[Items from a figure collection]
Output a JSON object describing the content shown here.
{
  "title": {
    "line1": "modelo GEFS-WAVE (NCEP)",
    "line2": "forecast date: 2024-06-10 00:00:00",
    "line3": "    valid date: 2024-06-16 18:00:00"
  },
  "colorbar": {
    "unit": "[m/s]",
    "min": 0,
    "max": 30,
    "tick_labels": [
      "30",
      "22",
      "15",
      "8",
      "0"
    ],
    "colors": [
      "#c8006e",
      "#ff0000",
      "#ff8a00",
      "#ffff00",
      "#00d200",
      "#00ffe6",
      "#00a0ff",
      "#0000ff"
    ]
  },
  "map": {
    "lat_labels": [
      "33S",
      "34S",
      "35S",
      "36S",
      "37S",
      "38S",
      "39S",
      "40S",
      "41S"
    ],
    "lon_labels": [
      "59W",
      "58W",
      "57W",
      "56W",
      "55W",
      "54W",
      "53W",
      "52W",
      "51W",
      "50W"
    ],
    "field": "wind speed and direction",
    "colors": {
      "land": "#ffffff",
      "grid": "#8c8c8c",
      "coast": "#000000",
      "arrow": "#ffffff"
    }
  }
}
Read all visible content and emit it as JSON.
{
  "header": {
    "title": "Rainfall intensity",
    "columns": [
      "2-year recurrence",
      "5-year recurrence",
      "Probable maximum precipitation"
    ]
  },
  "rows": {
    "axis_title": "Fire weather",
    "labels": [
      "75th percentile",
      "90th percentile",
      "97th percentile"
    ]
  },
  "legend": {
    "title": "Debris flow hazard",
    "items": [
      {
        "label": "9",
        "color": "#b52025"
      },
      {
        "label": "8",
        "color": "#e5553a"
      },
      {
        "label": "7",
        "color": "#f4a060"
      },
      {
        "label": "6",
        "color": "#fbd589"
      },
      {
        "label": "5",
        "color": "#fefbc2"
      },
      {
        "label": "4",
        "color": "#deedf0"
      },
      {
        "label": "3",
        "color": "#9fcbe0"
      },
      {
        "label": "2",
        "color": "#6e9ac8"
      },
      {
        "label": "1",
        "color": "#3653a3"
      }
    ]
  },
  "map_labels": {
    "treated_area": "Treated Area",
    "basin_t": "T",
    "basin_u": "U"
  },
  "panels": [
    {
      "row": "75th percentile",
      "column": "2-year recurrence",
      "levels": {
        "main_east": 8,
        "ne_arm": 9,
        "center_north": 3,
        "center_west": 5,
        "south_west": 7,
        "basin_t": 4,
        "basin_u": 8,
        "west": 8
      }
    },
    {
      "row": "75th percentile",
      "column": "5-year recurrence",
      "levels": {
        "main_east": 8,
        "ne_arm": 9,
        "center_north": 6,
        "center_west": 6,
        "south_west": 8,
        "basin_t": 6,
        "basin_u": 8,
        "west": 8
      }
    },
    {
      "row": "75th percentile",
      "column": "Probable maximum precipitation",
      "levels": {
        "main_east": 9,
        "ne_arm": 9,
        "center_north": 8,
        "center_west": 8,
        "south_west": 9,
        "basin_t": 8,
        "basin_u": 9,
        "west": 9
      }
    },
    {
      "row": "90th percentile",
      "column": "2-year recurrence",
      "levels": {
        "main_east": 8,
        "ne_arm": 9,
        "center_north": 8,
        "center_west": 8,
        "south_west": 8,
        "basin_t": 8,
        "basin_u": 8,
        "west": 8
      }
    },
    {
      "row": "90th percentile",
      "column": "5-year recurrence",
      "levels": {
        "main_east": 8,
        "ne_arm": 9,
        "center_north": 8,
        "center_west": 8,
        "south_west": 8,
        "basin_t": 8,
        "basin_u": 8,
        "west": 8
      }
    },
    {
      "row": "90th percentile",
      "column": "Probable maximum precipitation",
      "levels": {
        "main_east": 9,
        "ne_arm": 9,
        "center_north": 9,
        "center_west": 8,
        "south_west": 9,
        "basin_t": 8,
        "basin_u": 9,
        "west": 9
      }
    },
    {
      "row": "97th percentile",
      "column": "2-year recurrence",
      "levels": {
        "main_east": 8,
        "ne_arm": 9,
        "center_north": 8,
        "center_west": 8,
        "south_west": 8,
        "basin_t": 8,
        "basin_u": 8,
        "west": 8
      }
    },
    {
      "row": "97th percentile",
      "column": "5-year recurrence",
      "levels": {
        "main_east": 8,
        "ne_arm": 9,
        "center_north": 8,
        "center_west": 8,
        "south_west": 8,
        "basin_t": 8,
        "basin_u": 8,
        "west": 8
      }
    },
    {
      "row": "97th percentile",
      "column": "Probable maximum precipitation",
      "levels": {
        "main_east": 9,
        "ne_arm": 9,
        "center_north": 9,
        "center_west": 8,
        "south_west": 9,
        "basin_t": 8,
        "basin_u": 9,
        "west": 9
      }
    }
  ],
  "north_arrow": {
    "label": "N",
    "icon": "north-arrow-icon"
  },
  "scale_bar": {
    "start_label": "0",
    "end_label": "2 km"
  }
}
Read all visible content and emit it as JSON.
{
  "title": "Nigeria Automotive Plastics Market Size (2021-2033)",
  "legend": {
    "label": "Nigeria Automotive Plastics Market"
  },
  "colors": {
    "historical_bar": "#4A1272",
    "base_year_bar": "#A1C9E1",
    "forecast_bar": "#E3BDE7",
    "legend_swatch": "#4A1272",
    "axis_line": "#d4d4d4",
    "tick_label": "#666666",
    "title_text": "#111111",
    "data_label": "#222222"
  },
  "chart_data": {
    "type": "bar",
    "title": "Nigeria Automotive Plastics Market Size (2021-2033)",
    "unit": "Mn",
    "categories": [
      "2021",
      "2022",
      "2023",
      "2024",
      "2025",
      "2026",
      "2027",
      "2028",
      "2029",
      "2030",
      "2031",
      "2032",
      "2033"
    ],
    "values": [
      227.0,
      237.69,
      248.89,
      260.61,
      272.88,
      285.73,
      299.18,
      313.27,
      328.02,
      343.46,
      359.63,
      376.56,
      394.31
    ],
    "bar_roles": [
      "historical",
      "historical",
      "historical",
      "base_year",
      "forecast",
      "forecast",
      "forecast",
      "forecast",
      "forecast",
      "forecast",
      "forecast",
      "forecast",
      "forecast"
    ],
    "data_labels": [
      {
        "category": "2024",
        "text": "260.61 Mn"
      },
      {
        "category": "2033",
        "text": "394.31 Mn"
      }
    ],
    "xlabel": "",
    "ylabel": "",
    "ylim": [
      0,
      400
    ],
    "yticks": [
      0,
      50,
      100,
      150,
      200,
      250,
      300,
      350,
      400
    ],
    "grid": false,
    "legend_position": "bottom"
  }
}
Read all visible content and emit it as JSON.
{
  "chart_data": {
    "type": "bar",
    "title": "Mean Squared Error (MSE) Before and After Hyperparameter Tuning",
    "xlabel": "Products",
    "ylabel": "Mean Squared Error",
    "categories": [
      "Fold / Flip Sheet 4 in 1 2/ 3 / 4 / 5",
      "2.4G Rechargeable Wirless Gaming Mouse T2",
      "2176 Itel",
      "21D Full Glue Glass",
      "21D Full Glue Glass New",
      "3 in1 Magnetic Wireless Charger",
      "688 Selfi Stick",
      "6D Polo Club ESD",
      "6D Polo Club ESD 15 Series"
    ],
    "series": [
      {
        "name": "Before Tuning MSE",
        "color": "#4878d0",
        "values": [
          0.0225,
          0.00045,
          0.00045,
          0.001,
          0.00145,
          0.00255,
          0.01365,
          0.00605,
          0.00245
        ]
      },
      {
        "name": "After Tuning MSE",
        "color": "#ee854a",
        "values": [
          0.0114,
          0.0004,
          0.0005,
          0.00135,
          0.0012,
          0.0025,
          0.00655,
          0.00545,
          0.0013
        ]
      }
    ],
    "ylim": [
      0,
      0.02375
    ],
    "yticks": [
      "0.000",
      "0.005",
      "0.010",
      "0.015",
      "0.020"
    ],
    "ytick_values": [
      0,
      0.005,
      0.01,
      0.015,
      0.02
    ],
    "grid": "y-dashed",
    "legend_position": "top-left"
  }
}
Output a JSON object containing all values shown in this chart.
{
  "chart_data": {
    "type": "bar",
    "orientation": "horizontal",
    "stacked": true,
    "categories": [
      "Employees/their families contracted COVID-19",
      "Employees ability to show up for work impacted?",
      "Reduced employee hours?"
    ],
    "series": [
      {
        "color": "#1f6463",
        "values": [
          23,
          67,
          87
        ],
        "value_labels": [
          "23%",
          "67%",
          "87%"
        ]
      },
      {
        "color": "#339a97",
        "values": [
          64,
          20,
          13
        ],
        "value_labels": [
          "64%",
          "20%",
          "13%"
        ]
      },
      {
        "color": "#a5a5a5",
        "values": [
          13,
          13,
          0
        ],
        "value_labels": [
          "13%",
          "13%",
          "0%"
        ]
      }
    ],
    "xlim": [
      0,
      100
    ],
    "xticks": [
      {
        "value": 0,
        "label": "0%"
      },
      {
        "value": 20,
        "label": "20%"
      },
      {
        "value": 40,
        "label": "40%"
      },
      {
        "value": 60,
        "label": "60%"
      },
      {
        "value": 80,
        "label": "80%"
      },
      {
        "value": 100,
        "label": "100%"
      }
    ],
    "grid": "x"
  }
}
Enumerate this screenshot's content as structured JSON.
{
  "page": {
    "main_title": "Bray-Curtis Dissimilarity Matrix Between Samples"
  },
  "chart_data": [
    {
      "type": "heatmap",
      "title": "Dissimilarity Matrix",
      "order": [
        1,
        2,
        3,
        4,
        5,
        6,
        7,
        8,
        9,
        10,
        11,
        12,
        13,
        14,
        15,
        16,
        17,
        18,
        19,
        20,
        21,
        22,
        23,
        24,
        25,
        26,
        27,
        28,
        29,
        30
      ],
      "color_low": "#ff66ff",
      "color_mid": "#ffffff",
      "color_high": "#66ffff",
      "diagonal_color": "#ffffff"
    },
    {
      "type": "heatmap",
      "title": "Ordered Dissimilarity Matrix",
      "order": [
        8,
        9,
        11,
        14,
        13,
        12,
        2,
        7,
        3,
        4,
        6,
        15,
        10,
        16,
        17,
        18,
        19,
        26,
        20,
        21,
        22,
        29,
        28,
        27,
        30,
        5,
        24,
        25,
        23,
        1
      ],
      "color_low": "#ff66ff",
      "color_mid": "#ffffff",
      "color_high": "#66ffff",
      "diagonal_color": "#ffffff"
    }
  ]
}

DO THIS: Only the lines from the one containing "Enumerate this screenshot's" to the end of the records should be repeated, exactly as they appear.

SOLUTION FOR THIS TASK:
Enumerate this screenshot's content as structured JSON.
{
  "page": {
    "main_title": "Bray-Curtis Dissimilarity Matrix Between Samples"
  },
  "chart_data": [
    {
      "type": "heatmap",
      "title": "Dissimilarity Matrix",
      "order": [
        1,
        2,
        3,
        4,
        5,
        6,
        7,
        8,
        9,
        10,
        11,
        12,
        13,
        14,
        15,
        16,
        17,
        18,
        19,
        20,
        21,
        22,
        23,
        24,
        25,
        26,
        27,
        28,
        29,
        30
      ],
      "color_low": "#ff66ff",
      "color_mid": "#ffffff",
      "color_high": "#66ffff",
      "diagonal_color": "#ffffff"
    },
    {
      "type": "heatmap",
      "title": "Ordered Dissimilarity Matrix",
      "order": [
        8,
        9,
        11,
        14,
        13,
        12,
        2,
        7,
        3,
        4,
        6,
        15,
        10,
        16,
        17,
        18,
        19,
        26,
        20,
        21,
        22,
        29,
        28,
        27,
        30,
        5,
        24,
        25,
        23,
        1
      ],
      "color_low": "#ff66ff",
      "color_mid": "#ffffff",
      "color_high": "#66ffff",
      "diagonal_color": "#ffffff"
    }
  ]
}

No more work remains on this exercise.